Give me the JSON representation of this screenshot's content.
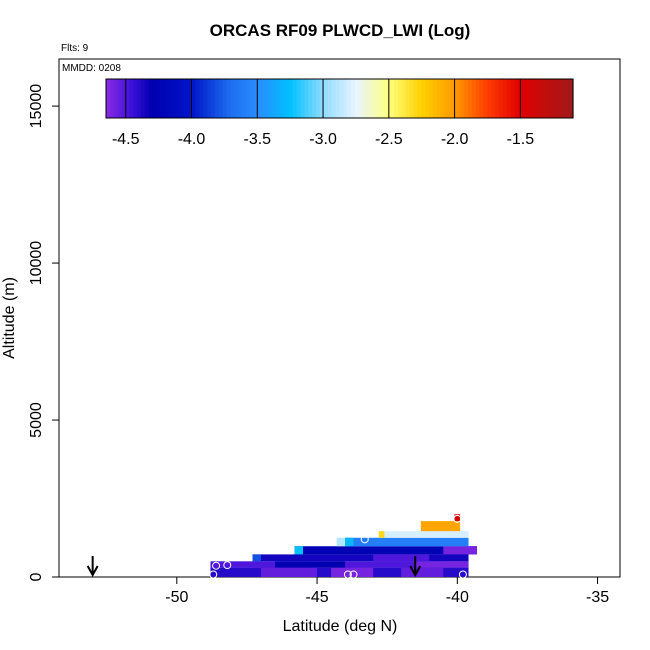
{
  "chart_data": {
    "type": "heatmap",
    "title": "ORCAS RF09 PLWCD_LWI (Log)",
    "flights_note": "Flts: 9",
    "date_note": "MMDD: 0208",
    "xlabel": "Latitude (deg N)",
    "ylabel": "Altitude (m)",
    "xlim": [
      -54.2,
      -34.2
    ],
    "ylim": [
      0,
      16500
    ],
    "x_ticks": [
      -50,
      -45,
      -40,
      -35
    ],
    "y_ticks": [
      0,
      5000,
      10000,
      15000
    ],
    "colorbar": {
      "range": [
        -4.65,
        -1.1
      ],
      "ticks": [
        -4.5,
        -4.0,
        -3.5,
        -3.0,
        -2.5,
        -2.0,
        -1.5
      ],
      "tick_labels": [
        "-4.5",
        "-4.0",
        "-3.5",
        "-3.0",
        "-2.5",
        "-2.0",
        "-1.5"
      ],
      "stops": [
        {
          "v": -4.65,
          "c": "#8a2be2"
        },
        {
          "v": -4.45,
          "c": "#3a10d8"
        },
        {
          "v": -4.3,
          "c": "#0000b0"
        },
        {
          "v": -4.0,
          "c": "#0014c8"
        },
        {
          "v": -3.7,
          "c": "#1e6ff0"
        },
        {
          "v": -3.5,
          "c": "#2a8cff"
        },
        {
          "v": -3.25,
          "c": "#00c0ff"
        },
        {
          "v": -3.0,
          "c": "#8fdcff"
        },
        {
          "v": -2.75,
          "c": "#e8f4ff"
        },
        {
          "v": -2.5,
          "c": "#ffff80"
        },
        {
          "v": -2.25,
          "c": "#ffd000"
        },
        {
          "v": -2.0,
          "c": "#ff9a00"
        },
        {
          "v": -1.75,
          "c": "#ff3c00"
        },
        {
          "v": -1.5,
          "c": "#e00000"
        },
        {
          "v": -1.1,
          "c": "#a01a1a"
        }
      ]
    },
    "cells": [
      {
        "x0": -48.8,
        "x1": -39.6,
        "y0": 0,
        "y1": 300,
        "v": -4.4
      },
      {
        "x0": -47.0,
        "x1": -45.0,
        "y0": 0,
        "y1": 300,
        "v": -4.55
      },
      {
        "x0": -44.5,
        "x1": -43.0,
        "y0": 0,
        "y1": 300,
        "v": -4.6
      },
      {
        "x0": -42.0,
        "x1": -40.5,
        "y0": 0,
        "y1": 300,
        "v": -4.55
      },
      {
        "x0": -48.8,
        "x1": -39.6,
        "y0": 300,
        "y1": 500,
        "v": -4.5
      },
      {
        "x0": -46.5,
        "x1": -44.0,
        "y0": 300,
        "y1": 500,
        "v": -4.3
      },
      {
        "x0": -41.5,
        "x1": -39.6,
        "y0": 300,
        "y1": 500,
        "v": -4.6
      },
      {
        "x0": -47.3,
        "x1": -39.6,
        "y0": 500,
        "y1": 720,
        "v": -4.35
      },
      {
        "x0": -47.3,
        "x1": -47.0,
        "y0": 500,
        "y1": 720,
        "v": -3.8
      },
      {
        "x0": -43.0,
        "x1": -41.0,
        "y0": 500,
        "y1": 720,
        "v": -4.5
      },
      {
        "x0": -45.8,
        "x1": -39.3,
        "y0": 720,
        "y1": 980,
        "v": -4.25
      },
      {
        "x0": -45.8,
        "x1": -45.5,
        "y0": 720,
        "y1": 980,
        "v": -3.25
      },
      {
        "x0": -40.5,
        "x1": -39.3,
        "y0": 720,
        "y1": 980,
        "v": -4.6
      },
      {
        "x0": -44.0,
        "x1": -39.6,
        "y0": 980,
        "y1": 1250,
        "v": -3.6
      },
      {
        "x0": -44.3,
        "x1": -44.0,
        "y0": 980,
        "y1": 1250,
        "v": -2.9
      },
      {
        "x0": -44.0,
        "x1": -43.7,
        "y0": 980,
        "y1": 1250,
        "v": -3.3
      },
      {
        "x0": -42.8,
        "x1": -39.6,
        "y0": 1250,
        "y1": 1460,
        "v": -2.8
      },
      {
        "x0": -42.8,
        "x1": -42.6,
        "y0": 1250,
        "y1": 1460,
        "v": -2.3
      },
      {
        "x0": -41.3,
        "x1": -39.9,
        "y0": 1460,
        "y1": 1780,
        "v": -2.05
      },
      {
        "x0": -40.1,
        "x1": -39.9,
        "y0": 1780,
        "y1": 2000,
        "v": -1.4
      }
    ],
    "markers": [
      {
        "x": -48.7,
        "y": 80
      },
      {
        "x": -48.6,
        "y": 360
      },
      {
        "x": -48.2,
        "y": 380
      },
      {
        "x": -43.9,
        "y": 80
      },
      {
        "x": -43.7,
        "y": 80
      },
      {
        "x": -43.3,
        "y": 1200
      },
      {
        "x": -39.8,
        "y": 80
      },
      {
        "x": -40.0,
        "y": 1850
      }
    ],
    "arrows": [
      {
        "x": -53.0
      },
      {
        "x": -41.5
      }
    ]
  }
}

::::::::::

> **To be done**
Copy every record above exactly as written, but leave out the pictures.

> **Worked solution**
Give me the JSON representation of this screenshot's content.
{
  "chart_data": {
    "type": "heatmap",
    "title": "ORCAS RF09 PLWCD_LWI (Log)",
    "flights_note": "Flts: 9",
    "date_note": "MMDD: 0208",
    "xlabel": "Latitude (deg N)",
    "ylabel": "Altitude (m)",
    "xlim": [
      -54.2,
      -34.2
    ],
    "ylim": [
      0,
      16500
    ],
    "x_ticks": [
      -50,
      -45,
      -40,
      -35
    ],
    "y_ticks": [
      0,
      5000,
      10000,
      15000
    ],
    "colorbar": {
      "range": [
        -4.65,
        -1.1
      ],
      "ticks": [
        -4.5,
        -4.0,
        -3.5,
        -3.0,
        -2.5,
        -2.0,
        -1.5
      ],
      "tick_labels": [
        "-4.5",
        "-4.0",
        "-3.5",
        "-3.0",
        "-2.5",
        "-2.0",
        "-1.5"
      ],
      "stops": [
        {
          "v": -4.65,
          "c": "#8a2be2"
        },
        {
          "v": -4.45,
          "c": "#3a10d8"
        },
        {
          "v": -4.3,
          "c": "#0000b0"
        },
        {
          "v": -4.0,
          "c": "#0014c8"
        },
        {
          "v": -3.7,
          "c": "#1e6ff0"
        },
        {
          "v": -3.5,
          "c": "#2a8cff"
        },
        {
          "v": -3.25,
          "c": "#00c0ff"
        },
        {
          "v": -3.0,
          "c": "#8fdcff"
        },
        {
          "v": -2.75,
          "c": "#e8f4ff"
        },
        {
          "v": -2.5,
          "c": "#ffff80"
        },
        {
          "v": -2.25,
          "c": "#ffd000"
        },
        {
          "v": -2.0,
          "c": "#ff9a00"
        },
        {
          "v": -1.75,
          "c": "#ff3c00"
        },
        {
          "v": -1.5,
          "c": "#e00000"
        },
        {
          "v": -1.1,
          "c": "#a01a1a"
        }
      ]
    },
    "cells": [
      {
        "x0": -48.8,
        "x1": -39.6,
        "y0": 0,
        "y1": 300,
        "v": -4.4
      },
      {
        "x0": -47.0,
        "x1": -45.0,
        "y0": 0,
        "y1": 300,
        "v": -4.55
      },
      {
        "x0": -44.5,
        "x1": -43.0,
        "y0": 0,
        "y1": 300,
        "v": -4.6
      },
      {
        "x0": -42.0,
        "x1": -40.5,
        "y0": 0,
        "y1": 300,
        "v": -4.55
      },
      {
        "x0": -48.8,
        "x1": -39.6,
        "y0": 300,
        "y1": 500,
        "v": -4.5
      },
      {
        "x0": -46.5,
        "x1": -44.0,
        "y0": 300,
        "y1": 500,
        "v": -4.3
      },
      {
        "x0": -41.5,
        "x1": -39.6,
        "y0": 300,
        "y1": 500,
        "v": -4.6
      },
      {
        "x0": -47.3,
        "x1": -39.6,
        "y0": 500,
        "y1": 720,
        "v": -4.35
      },
      {
        "x0": -47.3,
        "x1": -47.0,
        "y0": 500,
        "y1": 720,
        "v": -3.8
      },
      {
        "x0": -43.0,
        "x1": -41.0,
        "y0": 500,
        "y1": 720,
        "v": -4.5
      },
      {
        "x0": -45.8,
        "x1": -39.3,
        "y0": 720,
        "y1": 980,
        "v": -4.25
      },
      {
        "x0": -45.8,
        "x1": -45.5,
        "y0": 720,
        "y1": 980,
        "v": -3.25
      },
      {
        "x0": -40.5,
        "x1": -39.3,
        "y0": 720,
        "y1": 980,
        "v": -4.6
      },
      {
        "x0": -44.0,
        "x1": -39.6,
        "y0": 980,
        "y1": 1250,
        "v": -3.6
      },
      {
        "x0": -44.3,
        "x1": -44.0,
        "y0": 980,
        "y1": 1250,
        "v": -2.9
      },
      {
        "x0": -44.0,
        "x1": -43.7,
        "y0": 980,
        "y1": 1250,
        "v": -3.3
      },
      {
        "x0": -42.8,
        "x1": -39.6,
        "y0": 1250,
        "y1": 1460,
        "v": -2.8
      },
      {
        "x0": -42.8,
        "x1": -42.6,
        "y0": 1250,
        "y1": 1460,
        "v": -2.3
      },
      {
        "x0": -41.3,
        "x1": -39.9,
        "y0": 1460,
        "y1": 1780,
        "v": -2.05
      },
      {
        "x0": -40.1,
        "x1": -39.9,
        "y0": 1780,
        "y1": 2000,
        "v": -1.4
      }
    ],
    "markers": [
      {
        "x": -48.7,
        "y": 80
      },
      {
        "x": -48.6,
        "y": 360
      },
      {
        "x": -48.2,
        "y": 380
      },
      {
        "x": -43.9,
        "y": 80
      },
      {
        "x": -43.7,
        "y": 80
      },
      {
        "x": -43.3,
        "y": 1200
      },
      {
        "x": -39.8,
        "y": 80
      },
      {
        "x": -40.0,
        "y": 1850
      }
    ],
    "arrows": [
      {
        "x": -53.0
      },
      {
        "x": -41.5
      }
    ]
  }
}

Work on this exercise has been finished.